Exercises:
a – Duplicate everything in the metaphysics excerpt from "But there is, in" down to "mathematics in science.)".
b – Which fundamental and foundational parts of physics does the metaphysics excerpt name as a guide to über-theoretic issues?
c – According to the metaphysics excerpt, what is the best argument we have against nominalism?

Excerpt provided:
2. Metaphysics as über-theory

Considering again Sellars's phrase, "to understand how things in the broadest possible sense of the term hang together in the broadest possible sense of the term", the qualifier "in the broadest sense of the term" is what make such understanding philosophical, or metaphysical, rather than merely scientific.

Again, it may be both. If Quine, say, suggests that a scientific theory has less and more philosophical aspects, this doesn't imply that the more philosophical aspects are non-scientific. It might imply that they are less directly empirically checkable. To infer the conclusion that the philosophical or metaphysical parts are non-scientific, one would need further empiricist assumptions.

So, the über-theorist might, and in fact normally does, judge the more mundane parts of physics (e.g., solid state or astrophysics) as lacking much metaphysical import, while focusing on the more fundamental and foundational parts (e.g., getting conservation laws from symmetries of a lagrangian; general relativity; quantum theory; theoretical parts of statistical mechanics) as providing a guide to über-theoretic issues about space, time, identity, objects, causation, etc. In such cases, there is overlap between scientific inquiry and metaphysics as über-theory. Indeed, the projects of interpreting GR and QM (and this includes such programmes as ontic structuralism) are all examples of über-theory. Questions about the nature of time, for example, are über-theoretic, but are linked with foundational parts of general relativity. This is why I would classify work on Gödel spacetimes and hypercomputation/supertasks as belonging to both theoretical physics and metaphysics. For similar reasons, I would classify theories of continuous quantities, infinite sets/structures, and computable functions as belonging to both mathematics and metaphysics. (Examples of these are listed in the list of achievements.)

But there is, in addition, metaphysical über-theory which has no obvious connection with science. Examples include possible worlds, theology, moral facts, and perhaps the metaphysics of abstract objects. Clearly, there is sometimes an antagonism to this, sometimes for allegedly naturalistic reasons. I disagree quite strongly with the suggestion that such work "should be discontinued". It is anti-intellectualism. In fact, I think the naturalistic reasons given are not even good naturalistic reasons, but that would be a topic for another post. (But as a quick example, the best argument we have against nominalism is the indispensability of mathematics in science.)

3. Metaphysics as meta-theory

One might be suspicious of metaphysics as über-theory - perhaps because one thinks that "understanding how things hang together" is the job of science. Full stop. How could one come to know "how things hang together" in an a priori way, without proceeding through empirically-condtioned scientific inquiry? Or perhaps because one has read The Phenomenology of Spirit and drawn the conclusion that Hegel is bonkers. Or perhaps because one accepts some kind of verification principle (identifying meaningfulness with empirical content).

For whatever reason is dominant here, whatever good metaphysics might be in that case, it couldn't be just more scientific theory. For it would just be more speculative scientific theory. For example, Hegel (and German Idealism more generally) is metaphysics, but mathematically, logically and scientifically ignorant metaphysics. Then, what would good metaphysics be?

Given data:
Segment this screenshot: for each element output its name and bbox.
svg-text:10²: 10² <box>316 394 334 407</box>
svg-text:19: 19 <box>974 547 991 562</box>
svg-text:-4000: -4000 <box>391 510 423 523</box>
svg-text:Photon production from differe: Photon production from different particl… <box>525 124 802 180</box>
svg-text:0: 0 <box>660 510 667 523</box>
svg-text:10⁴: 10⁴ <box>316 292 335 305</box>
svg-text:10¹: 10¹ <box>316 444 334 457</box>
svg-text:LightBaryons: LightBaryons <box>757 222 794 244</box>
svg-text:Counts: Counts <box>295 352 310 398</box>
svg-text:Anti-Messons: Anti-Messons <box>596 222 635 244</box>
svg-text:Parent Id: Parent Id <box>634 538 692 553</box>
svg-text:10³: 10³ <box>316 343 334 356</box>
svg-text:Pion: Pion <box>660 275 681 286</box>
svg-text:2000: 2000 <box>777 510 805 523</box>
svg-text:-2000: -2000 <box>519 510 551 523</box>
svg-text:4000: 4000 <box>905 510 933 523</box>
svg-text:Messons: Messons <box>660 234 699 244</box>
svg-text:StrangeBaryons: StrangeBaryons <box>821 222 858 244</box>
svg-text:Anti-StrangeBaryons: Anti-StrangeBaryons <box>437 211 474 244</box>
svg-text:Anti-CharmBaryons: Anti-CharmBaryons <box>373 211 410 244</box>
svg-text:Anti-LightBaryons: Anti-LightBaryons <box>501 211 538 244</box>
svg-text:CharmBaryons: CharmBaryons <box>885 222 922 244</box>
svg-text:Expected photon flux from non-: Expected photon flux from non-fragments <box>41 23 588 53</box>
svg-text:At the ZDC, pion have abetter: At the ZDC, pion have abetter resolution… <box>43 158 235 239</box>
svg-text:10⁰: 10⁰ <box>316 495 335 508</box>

Solutions to the problems:
a –
But there is, in addition, metaphysical über-theory which has no obvious connection with science. Examples include possible worlds, theology, moral facts, and perhaps the metaphysics of abstract objects. Clearly, there is sometimes an antagonism to this, sometimes for allegedly naturalistic reasons. I disagree quite strongly with the suggestion that such work "should be discontinued". It is anti-intellectualism. In fact, I think the naturalistic reasons given are not even good naturalistic reasons, but that would be a topic for another post. (But as a quick example, the best argument we have against nominalism is the indispensability of mathematics in science.)

b –
- Getting conservation laws from symmetries of a lagrangian
- General relativity
- Quantum theory
- Theoretical parts of statistical mechanics

c – The indispensability of mathematics in science.